Instructions to follow:
Search the material for "title" and show all lines that contain it.

Data supplied:
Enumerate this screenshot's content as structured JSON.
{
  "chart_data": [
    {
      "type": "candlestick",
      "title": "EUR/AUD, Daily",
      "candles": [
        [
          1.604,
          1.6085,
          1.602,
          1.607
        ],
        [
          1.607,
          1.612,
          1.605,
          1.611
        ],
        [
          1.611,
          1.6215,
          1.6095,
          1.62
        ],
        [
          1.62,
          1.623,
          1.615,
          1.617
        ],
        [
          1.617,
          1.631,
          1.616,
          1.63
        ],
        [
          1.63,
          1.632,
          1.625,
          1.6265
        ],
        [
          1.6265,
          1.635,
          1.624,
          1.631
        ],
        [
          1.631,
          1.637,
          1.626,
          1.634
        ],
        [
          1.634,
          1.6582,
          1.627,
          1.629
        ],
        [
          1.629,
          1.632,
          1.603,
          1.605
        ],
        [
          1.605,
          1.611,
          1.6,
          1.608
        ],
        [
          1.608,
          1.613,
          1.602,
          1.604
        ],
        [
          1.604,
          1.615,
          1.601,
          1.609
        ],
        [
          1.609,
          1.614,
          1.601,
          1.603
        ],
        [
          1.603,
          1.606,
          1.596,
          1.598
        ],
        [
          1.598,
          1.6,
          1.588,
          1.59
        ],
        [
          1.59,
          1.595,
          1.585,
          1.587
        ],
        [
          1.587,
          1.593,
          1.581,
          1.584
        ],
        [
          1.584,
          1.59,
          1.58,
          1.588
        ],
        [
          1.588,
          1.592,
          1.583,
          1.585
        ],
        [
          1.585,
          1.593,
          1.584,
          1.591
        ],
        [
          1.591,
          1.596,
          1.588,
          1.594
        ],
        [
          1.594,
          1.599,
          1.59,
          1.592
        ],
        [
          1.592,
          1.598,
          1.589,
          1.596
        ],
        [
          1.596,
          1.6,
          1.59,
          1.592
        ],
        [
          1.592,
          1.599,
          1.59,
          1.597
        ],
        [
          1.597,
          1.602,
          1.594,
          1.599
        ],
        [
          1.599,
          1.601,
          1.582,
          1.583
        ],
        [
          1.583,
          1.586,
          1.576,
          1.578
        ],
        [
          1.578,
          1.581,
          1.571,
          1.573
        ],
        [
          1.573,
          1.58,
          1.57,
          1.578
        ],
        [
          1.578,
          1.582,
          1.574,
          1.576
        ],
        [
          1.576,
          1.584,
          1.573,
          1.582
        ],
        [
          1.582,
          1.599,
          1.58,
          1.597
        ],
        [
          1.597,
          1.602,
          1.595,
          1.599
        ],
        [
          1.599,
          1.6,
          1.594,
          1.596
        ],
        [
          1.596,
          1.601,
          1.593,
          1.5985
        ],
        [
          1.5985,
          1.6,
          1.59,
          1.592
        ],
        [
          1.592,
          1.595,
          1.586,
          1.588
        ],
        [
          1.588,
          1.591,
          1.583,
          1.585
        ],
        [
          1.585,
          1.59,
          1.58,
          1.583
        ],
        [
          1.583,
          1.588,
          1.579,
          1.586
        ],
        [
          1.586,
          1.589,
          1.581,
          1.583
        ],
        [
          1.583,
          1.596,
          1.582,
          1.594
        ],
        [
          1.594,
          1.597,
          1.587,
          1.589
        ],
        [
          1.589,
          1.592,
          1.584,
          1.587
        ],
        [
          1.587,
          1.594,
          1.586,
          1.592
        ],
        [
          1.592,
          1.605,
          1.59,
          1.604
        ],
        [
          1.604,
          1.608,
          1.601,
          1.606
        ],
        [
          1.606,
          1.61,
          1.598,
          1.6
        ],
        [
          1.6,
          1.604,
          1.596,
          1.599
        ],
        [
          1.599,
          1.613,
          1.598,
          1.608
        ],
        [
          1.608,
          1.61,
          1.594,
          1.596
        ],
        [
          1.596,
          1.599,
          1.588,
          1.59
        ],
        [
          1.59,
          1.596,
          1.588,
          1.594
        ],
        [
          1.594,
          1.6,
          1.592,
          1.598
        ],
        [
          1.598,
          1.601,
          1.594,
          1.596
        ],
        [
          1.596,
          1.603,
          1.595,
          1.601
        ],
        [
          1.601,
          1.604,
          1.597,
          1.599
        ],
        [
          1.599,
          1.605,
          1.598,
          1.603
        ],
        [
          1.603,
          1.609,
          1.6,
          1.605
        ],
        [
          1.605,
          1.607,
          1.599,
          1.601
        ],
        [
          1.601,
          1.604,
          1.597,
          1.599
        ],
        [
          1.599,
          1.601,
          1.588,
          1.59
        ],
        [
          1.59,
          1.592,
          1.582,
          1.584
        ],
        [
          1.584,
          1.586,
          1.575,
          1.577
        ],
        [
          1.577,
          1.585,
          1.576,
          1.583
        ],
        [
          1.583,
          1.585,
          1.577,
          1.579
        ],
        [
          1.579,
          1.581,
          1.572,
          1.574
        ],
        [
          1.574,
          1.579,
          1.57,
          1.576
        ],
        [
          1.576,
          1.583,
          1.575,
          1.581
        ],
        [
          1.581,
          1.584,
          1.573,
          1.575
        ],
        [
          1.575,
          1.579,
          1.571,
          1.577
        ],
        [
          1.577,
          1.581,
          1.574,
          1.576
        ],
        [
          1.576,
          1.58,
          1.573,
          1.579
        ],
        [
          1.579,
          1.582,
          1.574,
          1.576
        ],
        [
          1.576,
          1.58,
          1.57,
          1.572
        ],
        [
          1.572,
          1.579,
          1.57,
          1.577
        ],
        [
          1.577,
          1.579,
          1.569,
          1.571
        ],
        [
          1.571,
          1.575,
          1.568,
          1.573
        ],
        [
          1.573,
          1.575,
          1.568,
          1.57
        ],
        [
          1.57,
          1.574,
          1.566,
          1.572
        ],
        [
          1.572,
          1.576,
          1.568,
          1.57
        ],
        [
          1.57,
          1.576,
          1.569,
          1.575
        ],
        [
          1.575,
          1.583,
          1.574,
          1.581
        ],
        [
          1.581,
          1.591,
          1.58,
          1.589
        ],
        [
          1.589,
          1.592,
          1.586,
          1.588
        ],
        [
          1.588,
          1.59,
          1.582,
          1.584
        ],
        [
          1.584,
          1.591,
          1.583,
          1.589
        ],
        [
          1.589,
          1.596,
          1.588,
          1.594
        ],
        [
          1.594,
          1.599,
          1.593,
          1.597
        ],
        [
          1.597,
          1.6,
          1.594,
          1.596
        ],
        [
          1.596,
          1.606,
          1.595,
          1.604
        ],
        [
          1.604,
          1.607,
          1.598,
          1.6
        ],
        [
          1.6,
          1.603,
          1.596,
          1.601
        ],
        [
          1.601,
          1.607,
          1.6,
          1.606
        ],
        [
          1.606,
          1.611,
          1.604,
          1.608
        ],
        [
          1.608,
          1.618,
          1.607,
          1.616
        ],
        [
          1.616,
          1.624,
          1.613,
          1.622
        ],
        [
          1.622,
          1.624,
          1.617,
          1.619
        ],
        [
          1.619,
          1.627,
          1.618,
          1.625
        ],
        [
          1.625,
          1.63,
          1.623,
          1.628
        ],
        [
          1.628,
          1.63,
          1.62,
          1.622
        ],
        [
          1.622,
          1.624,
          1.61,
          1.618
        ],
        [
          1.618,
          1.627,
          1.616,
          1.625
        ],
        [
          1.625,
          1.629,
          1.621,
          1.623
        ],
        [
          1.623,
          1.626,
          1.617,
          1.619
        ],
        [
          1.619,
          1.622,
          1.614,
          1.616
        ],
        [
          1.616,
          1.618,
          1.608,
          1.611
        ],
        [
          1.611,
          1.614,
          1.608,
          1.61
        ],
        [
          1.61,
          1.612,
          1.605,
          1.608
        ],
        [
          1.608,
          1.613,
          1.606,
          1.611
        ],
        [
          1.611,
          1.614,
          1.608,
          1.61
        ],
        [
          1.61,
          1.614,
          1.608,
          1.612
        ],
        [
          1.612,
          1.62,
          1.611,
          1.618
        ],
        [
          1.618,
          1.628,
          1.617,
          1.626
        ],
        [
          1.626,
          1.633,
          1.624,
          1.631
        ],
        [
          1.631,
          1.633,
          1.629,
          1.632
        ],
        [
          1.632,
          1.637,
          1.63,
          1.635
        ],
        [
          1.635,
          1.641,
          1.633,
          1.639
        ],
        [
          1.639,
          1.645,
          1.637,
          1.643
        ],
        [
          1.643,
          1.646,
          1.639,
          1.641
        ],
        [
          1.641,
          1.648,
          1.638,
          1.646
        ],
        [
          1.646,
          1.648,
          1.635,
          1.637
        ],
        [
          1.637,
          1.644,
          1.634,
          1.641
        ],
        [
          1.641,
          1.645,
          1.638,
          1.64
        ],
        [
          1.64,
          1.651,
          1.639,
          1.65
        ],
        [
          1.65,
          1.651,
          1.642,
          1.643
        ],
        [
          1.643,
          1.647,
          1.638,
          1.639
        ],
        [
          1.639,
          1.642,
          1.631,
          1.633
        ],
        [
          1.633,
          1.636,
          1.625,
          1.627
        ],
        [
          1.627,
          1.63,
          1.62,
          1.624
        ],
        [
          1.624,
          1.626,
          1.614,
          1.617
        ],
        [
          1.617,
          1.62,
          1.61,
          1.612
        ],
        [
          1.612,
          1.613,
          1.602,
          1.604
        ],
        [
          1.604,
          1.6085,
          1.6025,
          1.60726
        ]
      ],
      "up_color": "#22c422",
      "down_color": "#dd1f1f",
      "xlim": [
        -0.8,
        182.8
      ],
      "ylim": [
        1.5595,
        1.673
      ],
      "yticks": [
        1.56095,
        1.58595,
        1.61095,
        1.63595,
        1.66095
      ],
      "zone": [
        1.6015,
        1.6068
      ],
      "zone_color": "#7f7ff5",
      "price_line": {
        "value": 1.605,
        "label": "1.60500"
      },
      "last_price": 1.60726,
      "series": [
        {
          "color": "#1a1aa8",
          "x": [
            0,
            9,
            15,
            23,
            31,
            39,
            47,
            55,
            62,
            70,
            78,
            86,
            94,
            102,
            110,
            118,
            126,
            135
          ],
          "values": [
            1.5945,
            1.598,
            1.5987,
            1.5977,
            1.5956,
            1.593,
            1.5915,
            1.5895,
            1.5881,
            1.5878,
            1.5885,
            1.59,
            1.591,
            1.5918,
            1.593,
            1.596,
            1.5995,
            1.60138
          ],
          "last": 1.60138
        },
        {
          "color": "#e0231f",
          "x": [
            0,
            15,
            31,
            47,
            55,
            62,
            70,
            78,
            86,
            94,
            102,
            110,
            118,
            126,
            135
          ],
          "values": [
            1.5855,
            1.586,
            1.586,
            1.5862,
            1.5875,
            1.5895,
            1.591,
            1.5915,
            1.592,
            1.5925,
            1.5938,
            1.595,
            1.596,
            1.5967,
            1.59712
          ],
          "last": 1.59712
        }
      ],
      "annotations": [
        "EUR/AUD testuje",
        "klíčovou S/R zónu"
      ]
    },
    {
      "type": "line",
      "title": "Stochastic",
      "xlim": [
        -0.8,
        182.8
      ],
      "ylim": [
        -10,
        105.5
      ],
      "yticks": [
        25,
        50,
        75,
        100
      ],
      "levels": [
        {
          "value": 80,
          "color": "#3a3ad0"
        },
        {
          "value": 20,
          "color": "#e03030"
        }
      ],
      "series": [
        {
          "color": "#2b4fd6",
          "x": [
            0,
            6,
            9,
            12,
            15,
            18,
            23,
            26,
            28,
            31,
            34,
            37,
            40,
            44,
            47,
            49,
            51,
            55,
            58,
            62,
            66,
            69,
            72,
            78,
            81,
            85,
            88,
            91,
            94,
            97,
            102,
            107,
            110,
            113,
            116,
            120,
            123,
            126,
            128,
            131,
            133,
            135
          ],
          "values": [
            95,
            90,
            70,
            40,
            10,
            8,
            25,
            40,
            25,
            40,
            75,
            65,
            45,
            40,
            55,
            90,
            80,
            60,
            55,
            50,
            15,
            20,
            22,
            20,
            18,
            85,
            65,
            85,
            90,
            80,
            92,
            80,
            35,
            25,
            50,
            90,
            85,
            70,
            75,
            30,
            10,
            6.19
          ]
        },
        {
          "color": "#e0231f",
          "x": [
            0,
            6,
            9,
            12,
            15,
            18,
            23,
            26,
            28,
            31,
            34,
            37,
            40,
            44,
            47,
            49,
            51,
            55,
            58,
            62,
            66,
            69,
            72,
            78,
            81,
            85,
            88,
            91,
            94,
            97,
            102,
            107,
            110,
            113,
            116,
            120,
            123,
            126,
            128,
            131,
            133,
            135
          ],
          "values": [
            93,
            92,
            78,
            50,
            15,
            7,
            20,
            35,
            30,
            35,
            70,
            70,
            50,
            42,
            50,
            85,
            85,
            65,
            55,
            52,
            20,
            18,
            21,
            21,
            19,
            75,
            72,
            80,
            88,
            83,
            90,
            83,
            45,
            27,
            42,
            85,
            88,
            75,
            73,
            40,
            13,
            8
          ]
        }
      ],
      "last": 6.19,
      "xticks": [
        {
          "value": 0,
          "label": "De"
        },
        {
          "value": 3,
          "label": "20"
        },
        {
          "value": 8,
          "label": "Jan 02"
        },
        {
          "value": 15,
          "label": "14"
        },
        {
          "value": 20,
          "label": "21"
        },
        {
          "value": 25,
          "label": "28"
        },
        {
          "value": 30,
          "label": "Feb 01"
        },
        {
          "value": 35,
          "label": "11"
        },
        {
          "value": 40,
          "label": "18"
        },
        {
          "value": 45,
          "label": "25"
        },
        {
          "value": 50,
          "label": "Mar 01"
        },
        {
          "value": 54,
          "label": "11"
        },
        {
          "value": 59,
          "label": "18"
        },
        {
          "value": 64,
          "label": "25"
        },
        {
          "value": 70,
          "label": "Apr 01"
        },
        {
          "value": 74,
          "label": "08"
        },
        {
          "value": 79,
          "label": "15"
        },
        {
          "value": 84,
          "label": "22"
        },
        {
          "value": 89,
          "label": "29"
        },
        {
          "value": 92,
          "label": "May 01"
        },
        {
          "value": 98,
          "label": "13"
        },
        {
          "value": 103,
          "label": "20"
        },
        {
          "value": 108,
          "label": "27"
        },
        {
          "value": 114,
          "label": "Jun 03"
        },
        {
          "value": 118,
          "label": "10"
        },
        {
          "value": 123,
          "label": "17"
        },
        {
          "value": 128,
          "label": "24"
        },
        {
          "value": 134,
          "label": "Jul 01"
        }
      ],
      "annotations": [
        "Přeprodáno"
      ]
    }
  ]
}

Task solution:
      "title": "EUR/AUD, Daily",
      "title": "Stochastic",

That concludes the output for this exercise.